§ **Prompt**: Search the data below for the string "name". Extract every line that contains it.

§ **Figure record listings**:
>>

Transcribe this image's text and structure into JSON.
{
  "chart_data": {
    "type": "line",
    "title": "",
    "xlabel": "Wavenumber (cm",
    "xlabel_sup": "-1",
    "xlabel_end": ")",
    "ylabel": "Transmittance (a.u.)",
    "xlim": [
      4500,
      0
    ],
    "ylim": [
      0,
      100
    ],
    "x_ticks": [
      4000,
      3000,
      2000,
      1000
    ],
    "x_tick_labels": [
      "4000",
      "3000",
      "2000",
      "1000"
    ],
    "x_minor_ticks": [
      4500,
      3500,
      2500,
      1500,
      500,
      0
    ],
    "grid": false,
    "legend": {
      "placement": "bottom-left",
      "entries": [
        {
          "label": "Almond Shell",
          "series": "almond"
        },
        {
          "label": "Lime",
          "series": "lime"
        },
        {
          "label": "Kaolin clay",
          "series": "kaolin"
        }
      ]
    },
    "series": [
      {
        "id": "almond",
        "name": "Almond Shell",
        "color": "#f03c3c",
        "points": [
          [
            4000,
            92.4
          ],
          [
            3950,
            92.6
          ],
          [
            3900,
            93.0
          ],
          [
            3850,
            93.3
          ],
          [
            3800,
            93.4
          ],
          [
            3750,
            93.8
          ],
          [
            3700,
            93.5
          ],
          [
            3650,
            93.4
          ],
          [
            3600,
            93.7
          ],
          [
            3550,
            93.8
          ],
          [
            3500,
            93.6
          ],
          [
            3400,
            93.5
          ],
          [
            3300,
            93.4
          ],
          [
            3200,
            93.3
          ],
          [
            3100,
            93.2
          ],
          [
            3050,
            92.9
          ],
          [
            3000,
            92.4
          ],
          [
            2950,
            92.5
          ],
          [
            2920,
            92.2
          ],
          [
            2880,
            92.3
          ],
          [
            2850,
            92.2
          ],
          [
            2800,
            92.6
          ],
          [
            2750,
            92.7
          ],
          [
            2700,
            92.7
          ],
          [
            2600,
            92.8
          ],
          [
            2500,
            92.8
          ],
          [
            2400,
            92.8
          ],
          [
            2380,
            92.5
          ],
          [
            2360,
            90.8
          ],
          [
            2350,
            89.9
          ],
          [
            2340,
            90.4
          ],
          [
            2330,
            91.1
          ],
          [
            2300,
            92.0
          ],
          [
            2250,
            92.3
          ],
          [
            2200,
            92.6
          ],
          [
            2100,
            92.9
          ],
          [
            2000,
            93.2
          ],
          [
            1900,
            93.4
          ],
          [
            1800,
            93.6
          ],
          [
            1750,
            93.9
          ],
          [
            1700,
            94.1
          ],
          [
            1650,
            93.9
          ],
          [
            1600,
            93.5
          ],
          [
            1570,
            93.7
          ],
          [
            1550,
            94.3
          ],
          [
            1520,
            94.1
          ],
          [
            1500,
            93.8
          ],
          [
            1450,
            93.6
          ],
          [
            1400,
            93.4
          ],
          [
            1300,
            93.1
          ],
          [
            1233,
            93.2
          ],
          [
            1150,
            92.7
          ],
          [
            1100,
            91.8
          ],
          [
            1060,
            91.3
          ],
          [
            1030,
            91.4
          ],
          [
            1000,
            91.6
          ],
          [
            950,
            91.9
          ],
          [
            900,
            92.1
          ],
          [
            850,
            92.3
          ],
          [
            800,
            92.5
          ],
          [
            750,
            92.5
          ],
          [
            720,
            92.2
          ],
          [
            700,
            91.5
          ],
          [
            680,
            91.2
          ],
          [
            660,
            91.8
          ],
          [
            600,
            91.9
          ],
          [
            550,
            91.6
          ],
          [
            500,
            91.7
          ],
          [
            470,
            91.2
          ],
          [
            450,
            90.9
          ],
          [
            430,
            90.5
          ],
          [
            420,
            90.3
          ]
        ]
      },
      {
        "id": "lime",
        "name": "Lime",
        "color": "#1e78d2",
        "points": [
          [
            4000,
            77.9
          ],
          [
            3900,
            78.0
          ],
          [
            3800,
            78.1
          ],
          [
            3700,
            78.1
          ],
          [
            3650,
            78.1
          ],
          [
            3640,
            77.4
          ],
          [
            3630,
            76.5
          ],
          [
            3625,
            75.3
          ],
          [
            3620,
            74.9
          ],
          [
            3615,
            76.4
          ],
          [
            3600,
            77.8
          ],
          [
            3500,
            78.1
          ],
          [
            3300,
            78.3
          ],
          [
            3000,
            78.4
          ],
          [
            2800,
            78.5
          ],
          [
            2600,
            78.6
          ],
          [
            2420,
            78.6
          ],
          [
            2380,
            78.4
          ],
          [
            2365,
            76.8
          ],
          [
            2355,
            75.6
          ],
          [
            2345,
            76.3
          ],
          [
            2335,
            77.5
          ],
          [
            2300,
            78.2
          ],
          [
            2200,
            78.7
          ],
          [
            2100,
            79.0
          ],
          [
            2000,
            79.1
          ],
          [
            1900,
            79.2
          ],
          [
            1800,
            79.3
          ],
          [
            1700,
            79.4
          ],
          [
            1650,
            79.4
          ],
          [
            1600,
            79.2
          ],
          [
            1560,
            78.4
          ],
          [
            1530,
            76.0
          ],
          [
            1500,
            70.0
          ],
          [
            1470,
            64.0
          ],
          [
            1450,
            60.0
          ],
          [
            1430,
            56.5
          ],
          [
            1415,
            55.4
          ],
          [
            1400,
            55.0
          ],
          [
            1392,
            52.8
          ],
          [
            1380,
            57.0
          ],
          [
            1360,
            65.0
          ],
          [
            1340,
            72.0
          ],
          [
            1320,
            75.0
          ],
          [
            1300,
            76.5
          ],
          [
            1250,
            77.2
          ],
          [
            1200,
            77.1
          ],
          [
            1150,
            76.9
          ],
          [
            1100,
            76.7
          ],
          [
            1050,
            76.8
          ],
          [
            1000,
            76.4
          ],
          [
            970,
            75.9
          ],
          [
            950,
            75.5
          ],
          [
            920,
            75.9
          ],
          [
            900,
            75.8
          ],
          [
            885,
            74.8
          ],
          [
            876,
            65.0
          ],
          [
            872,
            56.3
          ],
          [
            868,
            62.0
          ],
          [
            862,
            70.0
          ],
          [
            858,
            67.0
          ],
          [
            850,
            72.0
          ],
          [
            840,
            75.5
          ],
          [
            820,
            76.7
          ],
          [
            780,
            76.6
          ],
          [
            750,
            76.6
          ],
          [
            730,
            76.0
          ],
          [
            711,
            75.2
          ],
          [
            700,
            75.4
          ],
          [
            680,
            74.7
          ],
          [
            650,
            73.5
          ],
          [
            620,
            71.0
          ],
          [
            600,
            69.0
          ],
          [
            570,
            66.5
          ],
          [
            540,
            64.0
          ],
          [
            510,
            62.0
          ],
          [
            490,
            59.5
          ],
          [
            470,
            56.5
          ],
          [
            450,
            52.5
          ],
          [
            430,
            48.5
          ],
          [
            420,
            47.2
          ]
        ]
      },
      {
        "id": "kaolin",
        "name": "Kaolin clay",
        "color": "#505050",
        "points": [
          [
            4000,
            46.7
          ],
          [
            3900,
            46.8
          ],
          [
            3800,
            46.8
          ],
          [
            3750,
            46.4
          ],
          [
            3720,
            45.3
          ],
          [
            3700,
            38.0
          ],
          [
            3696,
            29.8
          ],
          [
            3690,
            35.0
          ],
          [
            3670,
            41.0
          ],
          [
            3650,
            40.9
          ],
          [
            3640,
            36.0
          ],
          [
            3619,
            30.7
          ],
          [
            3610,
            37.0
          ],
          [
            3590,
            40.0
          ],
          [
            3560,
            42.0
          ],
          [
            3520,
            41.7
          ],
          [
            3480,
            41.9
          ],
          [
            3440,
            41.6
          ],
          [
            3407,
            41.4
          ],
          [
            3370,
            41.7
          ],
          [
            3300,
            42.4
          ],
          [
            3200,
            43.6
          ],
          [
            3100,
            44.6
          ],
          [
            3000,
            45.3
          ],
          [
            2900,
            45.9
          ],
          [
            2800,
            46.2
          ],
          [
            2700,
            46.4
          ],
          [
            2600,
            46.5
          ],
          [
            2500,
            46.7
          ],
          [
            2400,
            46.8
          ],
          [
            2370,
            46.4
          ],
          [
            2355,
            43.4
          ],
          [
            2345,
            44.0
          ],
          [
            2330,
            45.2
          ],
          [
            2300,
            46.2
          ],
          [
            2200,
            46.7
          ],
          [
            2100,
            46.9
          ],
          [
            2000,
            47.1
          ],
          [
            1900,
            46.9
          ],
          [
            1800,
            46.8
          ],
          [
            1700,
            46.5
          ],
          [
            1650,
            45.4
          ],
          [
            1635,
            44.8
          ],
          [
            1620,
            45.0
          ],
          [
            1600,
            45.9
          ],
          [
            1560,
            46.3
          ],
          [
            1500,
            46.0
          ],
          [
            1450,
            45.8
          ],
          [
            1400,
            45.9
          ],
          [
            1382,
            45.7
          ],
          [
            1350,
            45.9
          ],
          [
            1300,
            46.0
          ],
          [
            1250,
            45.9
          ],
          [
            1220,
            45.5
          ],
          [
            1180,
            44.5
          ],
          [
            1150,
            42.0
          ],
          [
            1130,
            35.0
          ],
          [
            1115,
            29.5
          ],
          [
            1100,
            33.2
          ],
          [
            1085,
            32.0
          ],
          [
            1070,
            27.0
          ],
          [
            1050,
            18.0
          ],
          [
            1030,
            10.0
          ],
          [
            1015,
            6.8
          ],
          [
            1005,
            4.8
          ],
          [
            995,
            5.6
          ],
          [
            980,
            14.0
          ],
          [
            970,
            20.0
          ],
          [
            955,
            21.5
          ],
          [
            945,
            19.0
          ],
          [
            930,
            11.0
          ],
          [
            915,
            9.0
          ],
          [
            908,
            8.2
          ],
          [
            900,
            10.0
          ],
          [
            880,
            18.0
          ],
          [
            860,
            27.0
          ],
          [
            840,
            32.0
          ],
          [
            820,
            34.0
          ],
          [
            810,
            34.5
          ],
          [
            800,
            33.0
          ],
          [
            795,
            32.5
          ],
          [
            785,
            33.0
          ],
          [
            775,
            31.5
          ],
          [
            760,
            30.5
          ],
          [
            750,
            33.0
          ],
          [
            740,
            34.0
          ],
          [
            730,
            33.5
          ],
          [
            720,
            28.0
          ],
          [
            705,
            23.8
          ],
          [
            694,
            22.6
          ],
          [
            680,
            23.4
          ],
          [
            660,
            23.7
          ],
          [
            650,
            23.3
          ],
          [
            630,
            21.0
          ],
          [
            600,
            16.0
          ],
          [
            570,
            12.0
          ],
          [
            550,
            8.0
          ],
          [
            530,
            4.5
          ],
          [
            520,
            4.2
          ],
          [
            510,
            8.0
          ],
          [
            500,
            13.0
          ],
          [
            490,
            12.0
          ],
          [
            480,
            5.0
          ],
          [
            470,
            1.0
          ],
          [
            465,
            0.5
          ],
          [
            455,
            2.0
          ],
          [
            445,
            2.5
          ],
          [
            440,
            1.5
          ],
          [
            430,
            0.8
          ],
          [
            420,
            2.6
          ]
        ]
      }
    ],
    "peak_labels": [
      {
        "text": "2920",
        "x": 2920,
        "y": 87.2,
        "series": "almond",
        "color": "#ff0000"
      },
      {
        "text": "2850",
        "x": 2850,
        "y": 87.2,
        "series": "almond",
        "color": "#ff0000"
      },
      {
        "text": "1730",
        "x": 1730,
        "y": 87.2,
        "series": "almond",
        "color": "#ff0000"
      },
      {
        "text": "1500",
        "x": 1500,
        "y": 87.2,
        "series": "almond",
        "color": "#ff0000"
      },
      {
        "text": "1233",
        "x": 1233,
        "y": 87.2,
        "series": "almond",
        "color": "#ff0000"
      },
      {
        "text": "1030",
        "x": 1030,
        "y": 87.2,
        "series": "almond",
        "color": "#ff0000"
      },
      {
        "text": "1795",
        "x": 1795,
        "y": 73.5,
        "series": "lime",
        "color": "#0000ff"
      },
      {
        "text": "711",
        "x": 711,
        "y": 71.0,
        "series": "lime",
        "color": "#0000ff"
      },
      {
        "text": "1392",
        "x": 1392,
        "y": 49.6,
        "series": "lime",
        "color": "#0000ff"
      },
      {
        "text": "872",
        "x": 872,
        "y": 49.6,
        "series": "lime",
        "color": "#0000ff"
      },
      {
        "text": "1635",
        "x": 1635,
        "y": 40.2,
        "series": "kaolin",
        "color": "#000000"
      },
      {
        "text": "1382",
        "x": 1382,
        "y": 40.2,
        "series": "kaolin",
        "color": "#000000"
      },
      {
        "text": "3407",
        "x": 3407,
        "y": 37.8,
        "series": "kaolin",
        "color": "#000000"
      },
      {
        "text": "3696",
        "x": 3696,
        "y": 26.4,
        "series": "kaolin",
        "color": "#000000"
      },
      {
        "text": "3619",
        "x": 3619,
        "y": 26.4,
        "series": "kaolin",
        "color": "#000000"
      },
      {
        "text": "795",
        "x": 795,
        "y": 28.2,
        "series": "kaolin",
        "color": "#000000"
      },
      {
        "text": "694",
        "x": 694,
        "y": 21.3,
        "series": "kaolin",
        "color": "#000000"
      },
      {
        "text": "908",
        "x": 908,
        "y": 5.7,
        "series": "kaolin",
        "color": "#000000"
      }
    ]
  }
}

<<

§ **Completed task**:
        "name": "Almond Shell",
        "name": "Lime",
        "name": "Kaolin clay",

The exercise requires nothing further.